Given exercise:
Find the word "color" in the records below. List each line containing it.

Dataset rows:
* Begin *
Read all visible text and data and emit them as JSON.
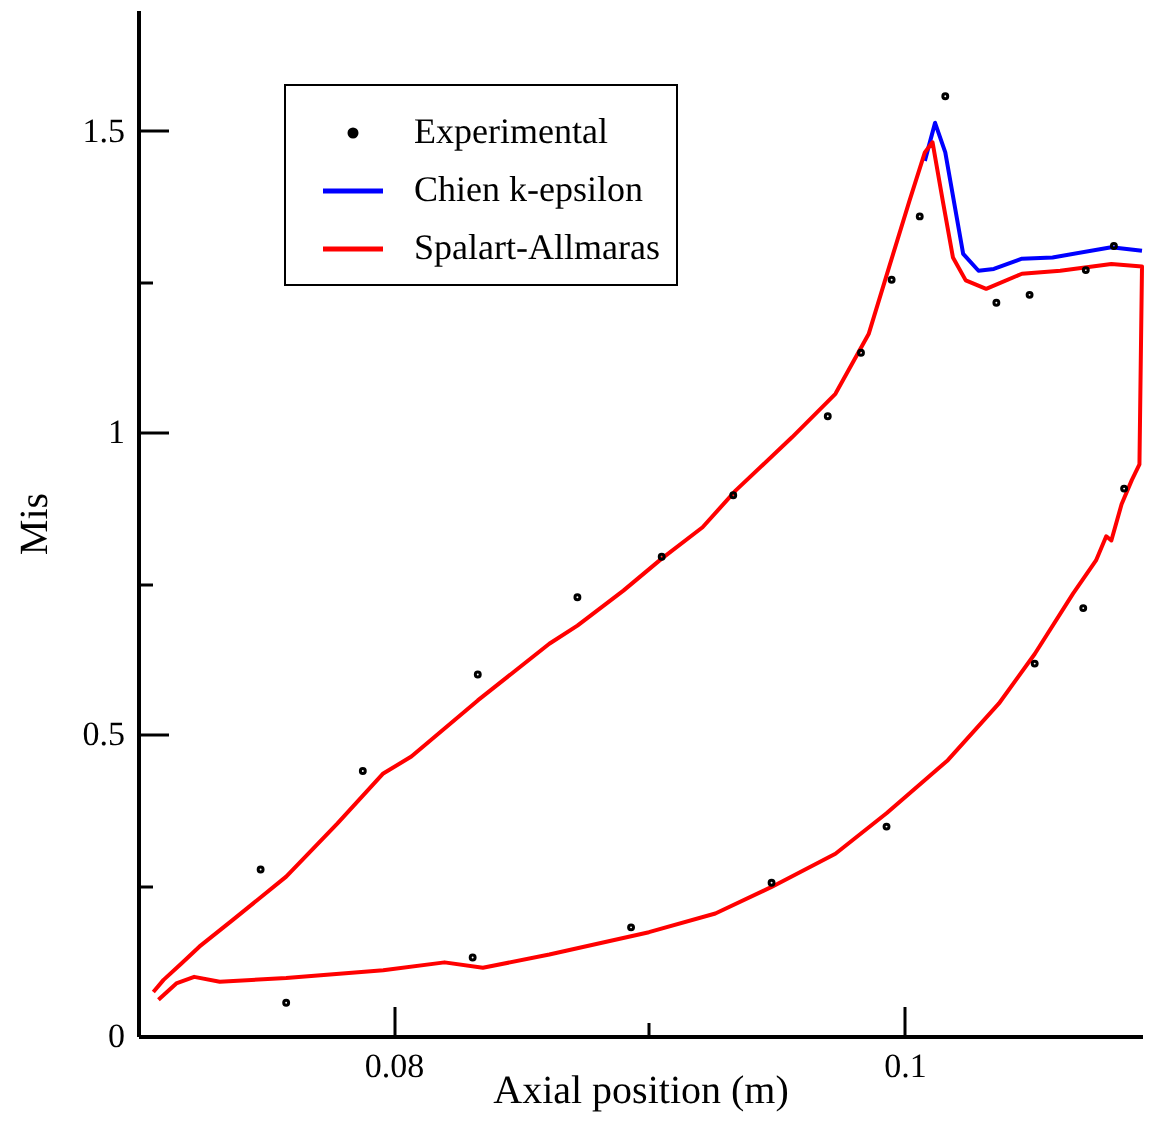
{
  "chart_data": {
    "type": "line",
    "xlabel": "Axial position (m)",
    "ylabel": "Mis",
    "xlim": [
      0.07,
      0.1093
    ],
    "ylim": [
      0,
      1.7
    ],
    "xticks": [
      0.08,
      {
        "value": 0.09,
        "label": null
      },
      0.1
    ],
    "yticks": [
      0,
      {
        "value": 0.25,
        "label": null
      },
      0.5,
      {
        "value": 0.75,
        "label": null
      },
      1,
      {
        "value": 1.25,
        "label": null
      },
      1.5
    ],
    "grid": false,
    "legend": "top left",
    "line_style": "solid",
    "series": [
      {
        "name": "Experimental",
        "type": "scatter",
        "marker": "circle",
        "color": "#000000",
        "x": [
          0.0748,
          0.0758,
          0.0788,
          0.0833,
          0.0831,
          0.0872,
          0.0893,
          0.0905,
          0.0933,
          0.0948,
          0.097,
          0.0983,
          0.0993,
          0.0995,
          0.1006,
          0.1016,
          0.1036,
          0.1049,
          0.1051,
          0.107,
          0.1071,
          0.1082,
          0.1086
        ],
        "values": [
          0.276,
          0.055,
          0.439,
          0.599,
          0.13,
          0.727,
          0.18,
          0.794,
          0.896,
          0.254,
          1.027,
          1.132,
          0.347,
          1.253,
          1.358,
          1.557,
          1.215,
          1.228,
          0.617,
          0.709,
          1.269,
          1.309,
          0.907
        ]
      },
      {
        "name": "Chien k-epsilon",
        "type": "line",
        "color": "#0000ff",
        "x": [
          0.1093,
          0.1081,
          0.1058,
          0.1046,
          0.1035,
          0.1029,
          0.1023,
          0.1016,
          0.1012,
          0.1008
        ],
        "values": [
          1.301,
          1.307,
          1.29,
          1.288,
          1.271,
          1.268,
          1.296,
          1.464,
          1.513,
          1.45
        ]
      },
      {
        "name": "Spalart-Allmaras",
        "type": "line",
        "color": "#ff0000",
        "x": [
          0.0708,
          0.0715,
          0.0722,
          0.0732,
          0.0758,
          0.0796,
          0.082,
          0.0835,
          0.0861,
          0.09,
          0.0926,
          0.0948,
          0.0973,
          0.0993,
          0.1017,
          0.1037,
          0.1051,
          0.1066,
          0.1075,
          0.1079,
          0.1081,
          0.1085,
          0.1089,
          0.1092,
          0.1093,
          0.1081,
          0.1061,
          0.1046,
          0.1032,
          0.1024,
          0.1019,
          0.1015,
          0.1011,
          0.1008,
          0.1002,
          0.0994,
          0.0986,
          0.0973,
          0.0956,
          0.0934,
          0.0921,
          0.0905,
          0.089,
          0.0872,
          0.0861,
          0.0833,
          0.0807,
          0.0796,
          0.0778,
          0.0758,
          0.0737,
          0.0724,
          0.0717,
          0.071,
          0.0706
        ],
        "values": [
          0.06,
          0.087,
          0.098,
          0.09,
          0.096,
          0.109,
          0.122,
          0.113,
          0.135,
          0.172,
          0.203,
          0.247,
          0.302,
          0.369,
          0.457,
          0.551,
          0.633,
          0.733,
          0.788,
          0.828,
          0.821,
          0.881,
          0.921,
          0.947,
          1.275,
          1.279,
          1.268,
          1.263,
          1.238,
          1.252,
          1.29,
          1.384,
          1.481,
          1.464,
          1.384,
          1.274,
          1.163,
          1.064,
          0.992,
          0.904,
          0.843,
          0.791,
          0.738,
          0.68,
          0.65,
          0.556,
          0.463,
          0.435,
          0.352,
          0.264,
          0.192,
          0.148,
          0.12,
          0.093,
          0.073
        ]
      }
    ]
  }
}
* End *
* Begin *
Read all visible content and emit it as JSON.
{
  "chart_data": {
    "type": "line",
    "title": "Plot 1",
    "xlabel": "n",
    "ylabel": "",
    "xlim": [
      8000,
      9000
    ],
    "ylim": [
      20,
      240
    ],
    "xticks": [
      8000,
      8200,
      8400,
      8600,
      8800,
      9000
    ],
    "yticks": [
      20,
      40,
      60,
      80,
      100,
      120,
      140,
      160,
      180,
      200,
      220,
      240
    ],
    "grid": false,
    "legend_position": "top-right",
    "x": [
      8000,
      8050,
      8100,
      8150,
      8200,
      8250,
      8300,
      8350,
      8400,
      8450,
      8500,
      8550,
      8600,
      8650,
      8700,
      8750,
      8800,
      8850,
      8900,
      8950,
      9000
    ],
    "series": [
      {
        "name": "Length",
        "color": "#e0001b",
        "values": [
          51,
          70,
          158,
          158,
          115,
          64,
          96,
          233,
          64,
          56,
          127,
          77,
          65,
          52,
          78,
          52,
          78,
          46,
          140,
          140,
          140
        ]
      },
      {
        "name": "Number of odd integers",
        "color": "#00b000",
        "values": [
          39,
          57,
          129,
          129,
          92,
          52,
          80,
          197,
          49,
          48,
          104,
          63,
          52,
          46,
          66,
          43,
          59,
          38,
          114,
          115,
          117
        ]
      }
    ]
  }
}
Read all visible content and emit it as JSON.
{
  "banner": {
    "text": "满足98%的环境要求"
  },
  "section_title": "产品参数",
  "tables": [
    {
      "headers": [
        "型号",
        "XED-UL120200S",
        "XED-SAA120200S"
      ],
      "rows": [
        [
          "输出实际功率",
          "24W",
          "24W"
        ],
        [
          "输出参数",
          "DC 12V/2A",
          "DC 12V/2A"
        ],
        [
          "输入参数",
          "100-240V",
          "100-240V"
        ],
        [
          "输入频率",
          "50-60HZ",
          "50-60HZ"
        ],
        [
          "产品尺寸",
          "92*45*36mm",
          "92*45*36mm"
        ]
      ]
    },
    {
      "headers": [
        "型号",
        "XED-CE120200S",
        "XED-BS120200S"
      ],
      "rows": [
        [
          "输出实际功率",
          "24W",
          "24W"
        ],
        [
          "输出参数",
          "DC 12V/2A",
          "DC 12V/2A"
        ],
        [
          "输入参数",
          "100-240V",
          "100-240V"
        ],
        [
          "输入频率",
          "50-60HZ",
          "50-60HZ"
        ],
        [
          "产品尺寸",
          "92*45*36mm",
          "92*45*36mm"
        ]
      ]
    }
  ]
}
* End *
Written solution:
        "color": "#000000",
        "color": "#0000ff",
        "color": "#ff0000",
        "color": "#e0001b",
        "color": "#00b000",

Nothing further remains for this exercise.